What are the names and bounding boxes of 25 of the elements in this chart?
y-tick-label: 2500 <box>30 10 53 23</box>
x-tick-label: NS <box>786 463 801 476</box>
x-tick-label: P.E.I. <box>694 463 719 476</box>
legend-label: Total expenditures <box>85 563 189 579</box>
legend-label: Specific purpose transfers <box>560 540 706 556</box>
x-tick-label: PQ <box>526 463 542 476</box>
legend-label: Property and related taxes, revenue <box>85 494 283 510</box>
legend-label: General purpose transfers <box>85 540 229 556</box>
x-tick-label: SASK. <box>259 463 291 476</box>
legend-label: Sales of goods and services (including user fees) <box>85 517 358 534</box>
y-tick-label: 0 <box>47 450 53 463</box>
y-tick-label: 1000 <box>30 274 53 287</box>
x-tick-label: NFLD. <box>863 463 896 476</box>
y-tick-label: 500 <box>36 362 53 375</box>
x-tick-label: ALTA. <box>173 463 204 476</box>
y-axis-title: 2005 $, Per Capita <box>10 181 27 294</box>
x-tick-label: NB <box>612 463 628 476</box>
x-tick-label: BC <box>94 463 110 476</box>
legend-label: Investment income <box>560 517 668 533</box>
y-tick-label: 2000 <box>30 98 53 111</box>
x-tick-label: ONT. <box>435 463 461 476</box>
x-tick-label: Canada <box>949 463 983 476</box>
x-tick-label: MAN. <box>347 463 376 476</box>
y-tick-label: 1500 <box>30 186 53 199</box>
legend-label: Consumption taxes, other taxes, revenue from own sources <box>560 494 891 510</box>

====

GIVEN REQUEST
Write out the lines above as a numbered list, from the first line through the line containing "legend-label: Total expenditures", omitting any blank lines.

WORKED ANSWER
1. What are the names and bounding boxes of 25 of the elements in this chart?
2. y-tick-label: 2500 <box>30 10 53 23</box>
3. x-tick-label: NS <box>786 463 801 476</box>
4. x-tick-label: P.E.I. <box>694 463 719 476</box>
5. legend-label: Total expenditures <box>85 563 189 579</box>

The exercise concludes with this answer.